**THE TASK**:
Return each line containing the string "BullionVault".

┄┄┄┄┄┄┄┄┄┄┄┄┄┄┄┄┄┄┄┄

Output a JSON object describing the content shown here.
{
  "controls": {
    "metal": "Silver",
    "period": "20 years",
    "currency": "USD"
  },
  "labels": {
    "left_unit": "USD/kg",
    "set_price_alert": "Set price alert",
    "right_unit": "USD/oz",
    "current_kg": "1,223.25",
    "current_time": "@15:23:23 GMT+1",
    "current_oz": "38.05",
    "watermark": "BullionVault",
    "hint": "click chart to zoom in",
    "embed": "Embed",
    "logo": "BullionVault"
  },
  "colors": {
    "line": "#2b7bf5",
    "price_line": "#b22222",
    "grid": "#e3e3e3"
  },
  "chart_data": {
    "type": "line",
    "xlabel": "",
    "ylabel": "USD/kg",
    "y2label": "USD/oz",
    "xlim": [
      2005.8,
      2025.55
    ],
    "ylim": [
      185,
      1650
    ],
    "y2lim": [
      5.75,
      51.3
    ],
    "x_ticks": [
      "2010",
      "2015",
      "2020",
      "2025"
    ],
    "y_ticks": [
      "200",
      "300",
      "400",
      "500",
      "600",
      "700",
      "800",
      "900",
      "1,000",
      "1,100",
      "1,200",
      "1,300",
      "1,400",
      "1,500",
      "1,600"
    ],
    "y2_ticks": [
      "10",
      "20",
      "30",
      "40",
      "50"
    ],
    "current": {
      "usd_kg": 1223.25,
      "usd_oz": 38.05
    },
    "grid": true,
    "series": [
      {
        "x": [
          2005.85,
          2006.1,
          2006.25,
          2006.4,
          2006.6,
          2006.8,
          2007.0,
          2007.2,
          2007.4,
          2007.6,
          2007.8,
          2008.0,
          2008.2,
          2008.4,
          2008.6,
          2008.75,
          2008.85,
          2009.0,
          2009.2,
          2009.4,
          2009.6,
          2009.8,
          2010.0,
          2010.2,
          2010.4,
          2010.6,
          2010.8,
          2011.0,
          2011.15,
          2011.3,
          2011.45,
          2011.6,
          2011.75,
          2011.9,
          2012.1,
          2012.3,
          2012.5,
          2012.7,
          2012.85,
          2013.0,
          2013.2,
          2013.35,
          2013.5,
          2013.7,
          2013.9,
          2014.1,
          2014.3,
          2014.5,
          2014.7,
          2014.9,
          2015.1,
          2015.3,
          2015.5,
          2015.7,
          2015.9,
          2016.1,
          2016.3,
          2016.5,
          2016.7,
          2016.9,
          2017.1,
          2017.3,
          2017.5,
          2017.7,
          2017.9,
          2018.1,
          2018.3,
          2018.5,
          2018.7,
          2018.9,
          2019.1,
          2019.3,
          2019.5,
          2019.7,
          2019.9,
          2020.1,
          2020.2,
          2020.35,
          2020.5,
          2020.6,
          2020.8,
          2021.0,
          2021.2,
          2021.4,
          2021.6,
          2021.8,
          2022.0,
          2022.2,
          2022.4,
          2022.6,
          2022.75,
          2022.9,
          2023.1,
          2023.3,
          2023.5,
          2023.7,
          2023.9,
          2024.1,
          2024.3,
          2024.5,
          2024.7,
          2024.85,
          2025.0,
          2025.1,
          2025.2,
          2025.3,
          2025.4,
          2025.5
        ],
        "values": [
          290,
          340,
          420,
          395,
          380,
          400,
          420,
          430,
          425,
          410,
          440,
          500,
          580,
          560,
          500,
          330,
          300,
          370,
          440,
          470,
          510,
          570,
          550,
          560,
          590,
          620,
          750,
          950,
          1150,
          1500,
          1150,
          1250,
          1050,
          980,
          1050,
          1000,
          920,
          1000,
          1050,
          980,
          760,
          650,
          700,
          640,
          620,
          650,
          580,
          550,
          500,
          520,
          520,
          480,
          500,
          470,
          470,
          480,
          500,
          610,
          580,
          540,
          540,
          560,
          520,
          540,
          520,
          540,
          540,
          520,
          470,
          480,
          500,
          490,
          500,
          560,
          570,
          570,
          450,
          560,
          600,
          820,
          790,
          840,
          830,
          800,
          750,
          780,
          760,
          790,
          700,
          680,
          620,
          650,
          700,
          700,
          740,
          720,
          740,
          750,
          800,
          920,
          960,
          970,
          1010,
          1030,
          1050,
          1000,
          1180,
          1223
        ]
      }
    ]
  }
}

┄┄┄┄┄┄┄┄┄┄┄┄┄┄┄┄┄┄┄┄

**EXERCISE ANSWER**:
    "watermark": "BullionVault",
    "logo": "BullionVault"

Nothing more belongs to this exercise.